*STATED GOAL*:
Below is a set of records; restate each one word for word.
========
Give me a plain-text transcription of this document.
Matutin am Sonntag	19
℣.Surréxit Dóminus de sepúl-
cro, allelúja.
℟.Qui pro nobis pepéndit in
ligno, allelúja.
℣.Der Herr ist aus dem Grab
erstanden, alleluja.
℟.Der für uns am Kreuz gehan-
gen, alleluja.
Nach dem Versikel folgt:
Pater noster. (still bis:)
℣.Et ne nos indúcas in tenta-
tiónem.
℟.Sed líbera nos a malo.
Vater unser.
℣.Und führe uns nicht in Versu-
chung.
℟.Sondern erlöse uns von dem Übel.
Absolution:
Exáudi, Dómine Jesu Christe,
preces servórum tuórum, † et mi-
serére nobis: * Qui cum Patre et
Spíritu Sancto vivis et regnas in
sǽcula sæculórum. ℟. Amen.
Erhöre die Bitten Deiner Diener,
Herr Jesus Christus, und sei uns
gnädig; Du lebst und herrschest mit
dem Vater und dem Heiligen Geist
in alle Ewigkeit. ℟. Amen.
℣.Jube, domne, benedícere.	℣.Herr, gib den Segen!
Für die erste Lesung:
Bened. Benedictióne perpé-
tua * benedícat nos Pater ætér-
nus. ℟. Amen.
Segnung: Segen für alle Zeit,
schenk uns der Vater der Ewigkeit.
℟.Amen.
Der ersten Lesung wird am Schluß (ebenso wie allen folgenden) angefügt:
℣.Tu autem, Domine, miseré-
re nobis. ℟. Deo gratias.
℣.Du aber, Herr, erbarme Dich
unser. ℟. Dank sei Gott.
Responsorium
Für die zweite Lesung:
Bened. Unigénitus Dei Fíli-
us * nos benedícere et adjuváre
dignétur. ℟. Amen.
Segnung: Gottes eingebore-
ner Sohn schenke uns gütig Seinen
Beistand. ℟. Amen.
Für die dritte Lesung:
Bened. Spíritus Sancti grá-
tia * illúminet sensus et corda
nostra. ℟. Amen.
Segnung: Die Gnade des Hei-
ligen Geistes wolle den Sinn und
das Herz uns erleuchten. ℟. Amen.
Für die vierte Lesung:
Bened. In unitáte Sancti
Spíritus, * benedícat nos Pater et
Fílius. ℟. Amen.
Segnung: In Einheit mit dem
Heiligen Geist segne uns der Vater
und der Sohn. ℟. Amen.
========
*FINISHED TASK*:
Give me a plain-text transcription of this document.
Matutin am Sonntag	19
℣.Surréxit Dóminus de sepúl-
cro, allelúja.
℟.Qui pro nobis pepéndit in
ligno, allelúja.
℣.Der Herr ist aus dem Grab
erstanden, alleluja.
℟.Der für uns am Kreuz gehan-
gen, alleluja.
Nach dem Versikel folgt:
Pater noster. (still bis:)
℣.Et ne nos indúcas in tenta-
tiónem.
℟.Sed líbera nos a malo.
Vater unser.
℣.Und führe uns nicht in Versu-
chung.
℟.Sondern erlöse uns von dem Übel.
Absolution:
Exáudi, Dómine Jesu Christe,
preces servórum tuórum, † et mi-
serére nobis: * Qui cum Patre et
Spíritu Sancto vivis et regnas in
sǽcula sæculórum. ℟. Amen.
Erhöre die Bitten Deiner Diener,
Herr Jesus Christus, und sei uns
gnädig; Du lebst und herrschest mit
dem Vater und dem Heiligen Geist
in alle Ewigkeit. ℟. Amen.
℣.Jube, domne, benedícere.	℣.Herr, gib den Segen!
Für die erste Lesung:
Bened. Benedictióne perpé-
tua * benedícat nos Pater ætér-
nus. ℟. Amen.
Segnung: Segen für alle Zeit,
schenk uns der Vater der Ewigkeit.
℟.Amen.
Der ersten Lesung wird am Schluß (ebenso wie allen folgenden) angefügt:
℣.Tu autem, Domine, miseré-
re nobis. ℟. Deo gratias.
℣.Du aber, Herr, erbarme Dich
unser. ℟. Dank sei Gott.
Responsorium
Für die zweite Lesung:
Bened. Unigénitus Dei Fíli-
us * nos benedícere et adjuváre
dignétur. ℟. Amen.
Segnung: Gottes eingebore-
ner Sohn schenke uns gütig Seinen
Beistand. ℟. Amen.
Für die dritte Lesung:
Bened. Spíritus Sancti grá-
tia * illúminet sensus et corda
nostra. ℟. Amen.
Segnung: Die Gnade des Hei-
ligen Geistes wolle den Sinn und
das Herz uns erleuchten. ℟. Amen.
Für die vierte Lesung:
Bened. In unitáte Sancti
Spíritus, * benedícat nos Pater et
Fílius. ℟. Amen.
Segnung: In Einheit mit dem
Heiligen Geist segne uns der Vater
und der Sohn. ℟. Amen.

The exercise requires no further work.